Written request >>
Each line below should be reproduced without any alteration.

Items from a data source:
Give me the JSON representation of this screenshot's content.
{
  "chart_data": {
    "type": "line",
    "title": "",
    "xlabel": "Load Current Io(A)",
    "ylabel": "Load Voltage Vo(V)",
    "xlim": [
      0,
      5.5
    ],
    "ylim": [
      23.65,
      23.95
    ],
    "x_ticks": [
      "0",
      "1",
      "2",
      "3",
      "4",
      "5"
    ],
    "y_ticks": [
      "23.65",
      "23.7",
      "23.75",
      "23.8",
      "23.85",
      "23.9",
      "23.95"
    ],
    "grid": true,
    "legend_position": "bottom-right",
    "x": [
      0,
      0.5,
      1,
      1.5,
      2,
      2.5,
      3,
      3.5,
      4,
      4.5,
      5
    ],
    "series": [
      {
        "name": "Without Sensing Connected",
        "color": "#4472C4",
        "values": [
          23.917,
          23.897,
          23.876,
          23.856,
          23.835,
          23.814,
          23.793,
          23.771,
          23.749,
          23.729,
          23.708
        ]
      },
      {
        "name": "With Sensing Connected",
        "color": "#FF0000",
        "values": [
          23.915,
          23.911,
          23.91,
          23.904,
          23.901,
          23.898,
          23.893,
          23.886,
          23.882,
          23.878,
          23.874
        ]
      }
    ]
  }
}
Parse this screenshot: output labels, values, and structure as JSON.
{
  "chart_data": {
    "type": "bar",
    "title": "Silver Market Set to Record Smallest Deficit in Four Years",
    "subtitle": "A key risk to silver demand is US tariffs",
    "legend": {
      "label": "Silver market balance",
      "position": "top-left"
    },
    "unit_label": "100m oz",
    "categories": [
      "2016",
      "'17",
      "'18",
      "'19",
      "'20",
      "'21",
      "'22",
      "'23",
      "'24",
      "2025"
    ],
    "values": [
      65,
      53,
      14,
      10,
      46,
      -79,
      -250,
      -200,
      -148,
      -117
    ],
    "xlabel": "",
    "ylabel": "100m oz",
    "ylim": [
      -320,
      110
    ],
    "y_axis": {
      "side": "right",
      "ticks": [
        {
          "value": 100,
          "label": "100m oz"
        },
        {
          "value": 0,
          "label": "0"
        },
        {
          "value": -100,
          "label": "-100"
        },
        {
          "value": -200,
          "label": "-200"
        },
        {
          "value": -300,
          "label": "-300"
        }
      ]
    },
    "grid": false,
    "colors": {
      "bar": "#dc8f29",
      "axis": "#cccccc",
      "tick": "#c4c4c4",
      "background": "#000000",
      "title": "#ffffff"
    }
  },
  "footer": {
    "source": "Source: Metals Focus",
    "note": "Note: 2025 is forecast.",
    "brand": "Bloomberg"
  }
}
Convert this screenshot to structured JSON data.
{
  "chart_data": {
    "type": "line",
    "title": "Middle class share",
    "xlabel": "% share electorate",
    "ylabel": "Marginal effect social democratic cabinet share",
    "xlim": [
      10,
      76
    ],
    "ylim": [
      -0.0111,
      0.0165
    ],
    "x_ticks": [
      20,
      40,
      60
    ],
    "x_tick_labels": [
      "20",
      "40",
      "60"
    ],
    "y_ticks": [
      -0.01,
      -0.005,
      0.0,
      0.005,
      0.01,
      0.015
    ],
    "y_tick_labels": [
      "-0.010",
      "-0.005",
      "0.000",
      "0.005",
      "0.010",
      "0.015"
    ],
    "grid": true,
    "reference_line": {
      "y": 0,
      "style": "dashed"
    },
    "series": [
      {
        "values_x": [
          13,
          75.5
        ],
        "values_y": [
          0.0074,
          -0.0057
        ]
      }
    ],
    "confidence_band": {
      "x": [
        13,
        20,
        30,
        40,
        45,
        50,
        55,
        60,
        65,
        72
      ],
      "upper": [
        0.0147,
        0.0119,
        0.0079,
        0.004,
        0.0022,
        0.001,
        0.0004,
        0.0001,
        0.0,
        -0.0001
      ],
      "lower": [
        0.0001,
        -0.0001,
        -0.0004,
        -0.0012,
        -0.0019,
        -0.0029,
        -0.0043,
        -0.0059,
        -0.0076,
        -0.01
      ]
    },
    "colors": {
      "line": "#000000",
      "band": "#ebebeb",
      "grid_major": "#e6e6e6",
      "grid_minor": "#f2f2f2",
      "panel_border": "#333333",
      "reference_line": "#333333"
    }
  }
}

Answer below >>
Give me the JSON representation of this screenshot's content.
{
  "chart_data": {
    "type": "line",
    "title": "",
    "xlabel": "Load Current Io(A)",
    "ylabel": "Load Voltage Vo(V)",
    "xlim": [
      0,
      5.5
    ],
    "ylim": [
      23.65,
      23.95
    ],
    "x_ticks": [
      "0",
      "1",
      "2",
      "3",
      "4",
      "5"
    ],
    "y_ticks": [
      "23.65",
      "23.7",
      "23.75",
      "23.8",
      "23.85",
      "23.9",
      "23.95"
    ],
    "grid": true,
    "legend_position": "bottom-right",
    "x": [
      0,
      0.5,
      1,
      1.5,
      2,
      2.5,
      3,
      3.5,
      4,
      4.5,
      5
    ],
    "series": [
      {
        "name": "Without Sensing Connected",
        "color": "#4472C4",
        "values": [
          23.917,
          23.897,
          23.876,
          23.856,
          23.835,
          23.814,
          23.793,
          23.771,
          23.749,
          23.729,
          23.708
        ]
      },
      {
        "name": "With Sensing Connected",
        "color": "#FF0000",
        "values": [
          23.915,
          23.911,
          23.91,
          23.904,
          23.901,
          23.898,
          23.893,
          23.886,
          23.882,
          23.878,
          23.874
        ]
      }
    ]
  }
}
Parse this screenshot: output labels, values, and structure as JSON.
{
  "chart_data": {
    "type": "bar",
    "title": "Silver Market Set to Record Smallest Deficit in Four Years",
    "subtitle": "A key risk to silver demand is US tariffs",
    "legend": {
      "label": "Silver market balance",
      "position": "top-left"
    },
    "unit_label": "100m oz",
    "categories": [
      "2016",
      "'17",
      "'18",
      "'19",
      "'20",
      "'21",
      "'22",
      "'23",
      "'24",
      "2025"
    ],
    "values": [
      65,
      53,
      14,
      10,
      46,
      -79,
      -250,
      -200,
      -148,
      -117
    ],
    "xlabel": "",
    "ylabel": "100m oz",
    "ylim": [
      -320,
      110
    ],
    "y_axis": {
      "side": "right",
      "ticks": [
        {
          "value": 100,
          "label": "100m oz"
        },
        {
          "value": 0,
          "label": "0"
        },
        {
          "value": -100,
          "label": "-100"
        },
        {
          "value": -200,
          "label": "-200"
        },
        {
          "value": -300,
          "label": "-300"
        }
      ]
    },
    "grid": false,
    "colors": {
      "bar": "#dc8f29",
      "axis": "#cccccc",
      "tick": "#c4c4c4",
      "background": "#000000",
      "title": "#ffffff"
    }
  },
  "footer": {
    "source": "Source: Metals Focus",
    "note": "Note: 2025 is forecast.",
    "brand": "Bloomberg"
  }
}
Convert this screenshot to structured JSON data.
{
  "chart_data": {
    "type": "line",
    "title": "Middle class share",
    "xlabel": "% share electorate",
    "ylabel": "Marginal effect social democratic cabinet share",
    "xlim": [
      10,
      76
    ],
    "ylim": [
      -0.0111,
      0.0165
    ],
    "x_ticks": [
      20,
      40,
      60
    ],
    "x_tick_labels": [
      "20",
      "40",
      "60"
    ],
    "y_ticks": [
      -0.01,
      -0.005,
      0.0,
      0.005,
      0.01,
      0.015
    ],
    "y_tick_labels": [
      "-0.010",
      "-0.005",
      "0.000",
      "0.005",
      "0.010",
      "0.015"
    ],
    "grid": true,
    "reference_line": {
      "y": 0,
      "style": "dashed"
    },
    "series": [
      {
        "values_x": [
          13,
          75.5
        ],
        "values_y": [
          0.0074,
          -0.0057
        ]
      }
    ],
    "confidence_band": {
      "x": [
        13,
        20,
        30,
        40,
        45,
        50,
        55,
        60,
        65,
        72
      ],
      "upper": [
        0.0147,
        0.0119,
        0.0079,
        0.004,
        0.0022,
        0.001,
        0.0004,
        0.0001,
        0.0,
        -0.0001
      ],
      "lower": [
        0.0001,
        -0.0001,
        -0.0004,
        -0.0012,
        -0.0019,
        -0.0029,
        -0.0043,
        -0.0059,
        -0.0076,
        -0.01
      ]
    },
    "colors": {
      "line": "#000000",
      "band": "#ebebeb",
      "grid_major": "#e6e6e6",
      "grid_minor": "#f2f2f2",
      "panel_border": "#333333",
      "reference_line": "#333333"
    }
  }
}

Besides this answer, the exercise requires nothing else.